▸ WHAT NEEDS TO BE DONE
Would you write out the listing verbatim and skip every picture in it?

Dataset items
════════
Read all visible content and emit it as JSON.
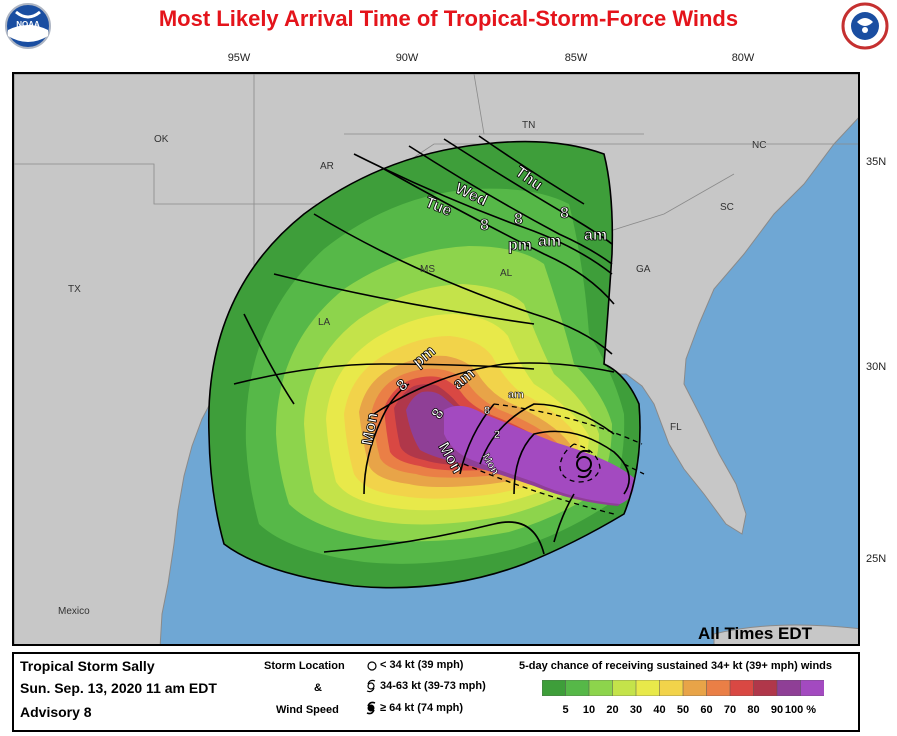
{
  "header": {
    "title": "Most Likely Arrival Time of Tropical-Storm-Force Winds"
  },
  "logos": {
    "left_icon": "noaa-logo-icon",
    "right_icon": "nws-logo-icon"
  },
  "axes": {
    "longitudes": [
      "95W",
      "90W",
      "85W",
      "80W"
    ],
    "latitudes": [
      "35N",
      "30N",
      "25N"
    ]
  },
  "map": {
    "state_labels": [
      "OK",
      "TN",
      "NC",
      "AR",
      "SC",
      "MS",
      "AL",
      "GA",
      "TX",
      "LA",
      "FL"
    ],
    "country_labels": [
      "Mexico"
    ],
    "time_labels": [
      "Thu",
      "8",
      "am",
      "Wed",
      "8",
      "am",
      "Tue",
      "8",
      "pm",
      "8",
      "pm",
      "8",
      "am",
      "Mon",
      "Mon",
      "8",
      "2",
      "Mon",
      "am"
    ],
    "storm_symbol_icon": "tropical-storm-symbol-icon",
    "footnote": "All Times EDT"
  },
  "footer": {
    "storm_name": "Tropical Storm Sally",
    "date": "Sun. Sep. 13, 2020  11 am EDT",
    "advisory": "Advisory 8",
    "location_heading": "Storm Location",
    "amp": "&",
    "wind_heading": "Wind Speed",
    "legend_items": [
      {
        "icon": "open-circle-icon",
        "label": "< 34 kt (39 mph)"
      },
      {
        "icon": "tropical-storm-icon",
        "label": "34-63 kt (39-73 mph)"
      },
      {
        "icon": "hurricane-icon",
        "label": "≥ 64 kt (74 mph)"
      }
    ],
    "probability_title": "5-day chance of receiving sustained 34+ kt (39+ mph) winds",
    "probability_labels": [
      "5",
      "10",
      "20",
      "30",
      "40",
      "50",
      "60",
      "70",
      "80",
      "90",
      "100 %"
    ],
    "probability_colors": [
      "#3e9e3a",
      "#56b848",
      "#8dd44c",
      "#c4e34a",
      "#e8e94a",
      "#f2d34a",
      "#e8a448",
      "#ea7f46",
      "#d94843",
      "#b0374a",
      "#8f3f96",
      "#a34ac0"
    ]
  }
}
════════
▸ RESULT OF THIS EXERCISE
Read all visible content and emit it as JSON.
{
  "header": {
    "title": "Most Likely Arrival Time of Tropical-Storm-Force Winds"
  },
  "logos": {
    "left_icon": "noaa-logo-icon",
    "right_icon": "nws-logo-icon"
  },
  "axes": {
    "longitudes": [
      "95W",
      "90W",
      "85W",
      "80W"
    ],
    "latitudes": [
      "35N",
      "30N",
      "25N"
    ]
  },
  "map": {
    "state_labels": [
      "OK",
      "TN",
      "NC",
      "AR",
      "SC",
      "MS",
      "AL",
      "GA",
      "TX",
      "LA",
      "FL"
    ],
    "country_labels": [
      "Mexico"
    ],
    "time_labels": [
      "Thu",
      "8",
      "am",
      "Wed",
      "8",
      "am",
      "Tue",
      "8",
      "pm",
      "8",
      "pm",
      "8",
      "am",
      "Mon",
      "Mon",
      "8",
      "2",
      "Mon",
      "am"
    ],
    "storm_symbol_icon": "tropical-storm-symbol-icon",
    "footnote": "All Times EDT"
  },
  "footer": {
    "storm_name": "Tropical Storm Sally",
    "date": "Sun. Sep. 13, 2020  11 am EDT",
    "advisory": "Advisory 8",
    "location_heading": "Storm Location",
    "amp": "&",
    "wind_heading": "Wind Speed",
    "legend_items": [
      {
        "icon": "open-circle-icon",
        "label": "< 34 kt (39 mph)"
      },
      {
        "icon": "tropical-storm-icon",
        "label": "34-63 kt (39-73 mph)"
      },
      {
        "icon": "hurricane-icon",
        "label": "≥ 64 kt (74 mph)"
      }
    ],
    "probability_title": "5-day chance of receiving sustained 34+ kt (39+ mph) winds",
    "probability_labels": [
      "5",
      "10",
      "20",
      "30",
      "40",
      "50",
      "60",
      "70",
      "80",
      "90",
      "100 %"
    ],
    "probability_colors": [
      "#3e9e3a",
      "#56b848",
      "#8dd44c",
      "#c4e34a",
      "#e8e94a",
      "#f2d34a",
      "#e8a448",
      "#ea7f46",
      "#d94843",
      "#b0374a",
      "#8f3f96",
      "#a34ac0"
    ]
  }
}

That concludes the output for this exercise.